START TEXT SEGMENT

# The Cookie Report!



## TurtleShark (Dec 1, 2014)

I've decided to start a little "journal" if you will about my Holland Lop, Cookies and Cream (Cookie for short) 

No, she's not black and white... 

Anyway, I got her several months ago. She's in a temporary cage on the floor probably around 5 foot long by 4 foot wide. The fencing is most likely between 12 and 14 inches high. 

She has a small cat litterbox filled with hay. She eats that hay (I think) and makes a big mess out of the stuff. She has a large cat carrier/small dog carrier (covered) that she uses for a real litter box. I fill this with a thin layer of carefresh to help keep the moisture down (switching to wood pellets soon) and top that with hay. I put fresh hay on top every day and change the whole thing once a week. Cookie also has a hiding place created by putting one piece of shelving across a corner of the cage and putting a blanket over that. 

Anyway, that's her cage. 

My goals (and things I'd like some help on) are: 
1. Teaching her to accept my attention 
2. Sorting out this whole poopy butt thing she has going on.. 
3. Getting her up to the right amount of veggies 
4. Learning what the right amount of veggies is for a holland lop... 
5. Learning how to tell if she is underweight or overweight. 

Those are my goals for now. Right now she gets fed 1/4 cut of pellets (Or around there. No more than 1/2 a cut) split into morning and night feedings and one feeding of some Green Leaf Lettuce (not iceberg... Something that tastes vaguely of raw broccoli...) in the afternoon. She gets between 1/2 and a full leaf of the lettuce.

END TEXT SEGMENT

Answer these questions about the post on the Holland Lop rabbit:
(a) What is the rabbit's full name?
(b) What does she use as her real litter box?
(c) What does she eat in the afternoon, and how much of it?

START PROVIDED DATA

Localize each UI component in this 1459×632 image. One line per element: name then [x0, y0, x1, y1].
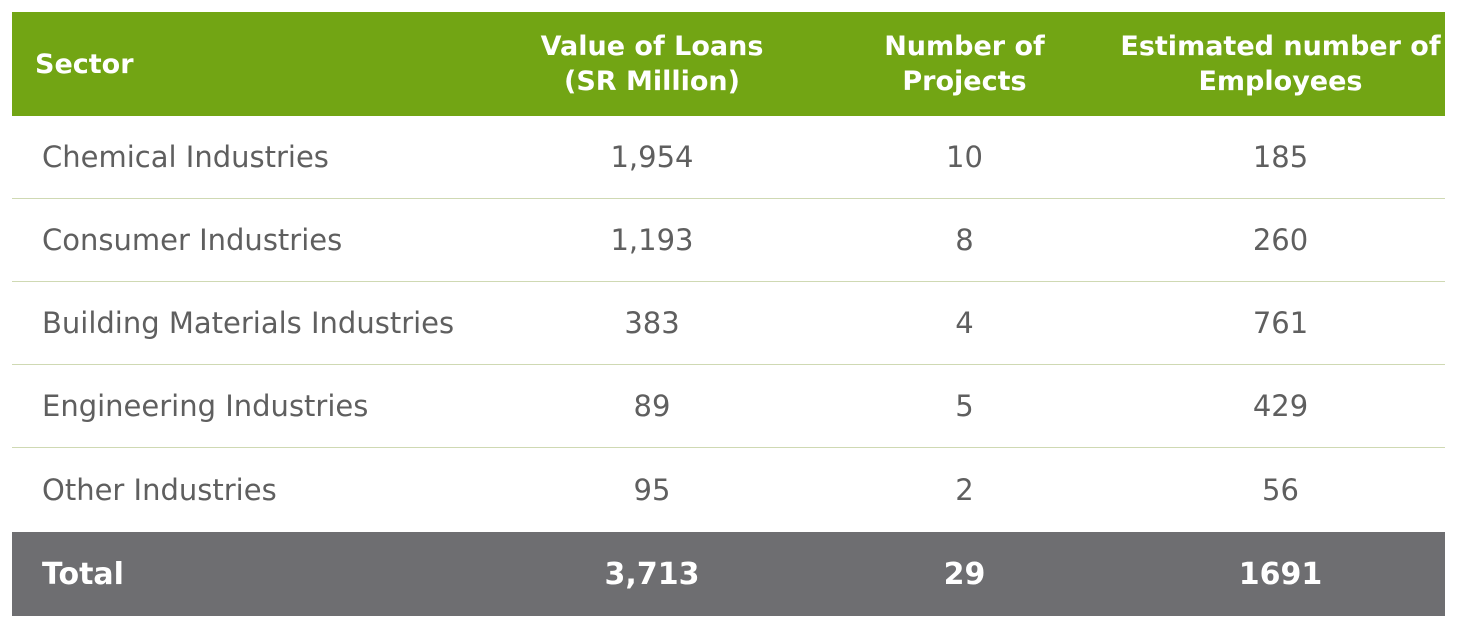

END PROVIDED DATA

▶ _WRITTEN RESPONSE_
(a) Cookies and Cream.
(b) A covered large cat carrier or small dog carrier.
(c) Green Leaf Lettuce, between half a leaf and a full leaf.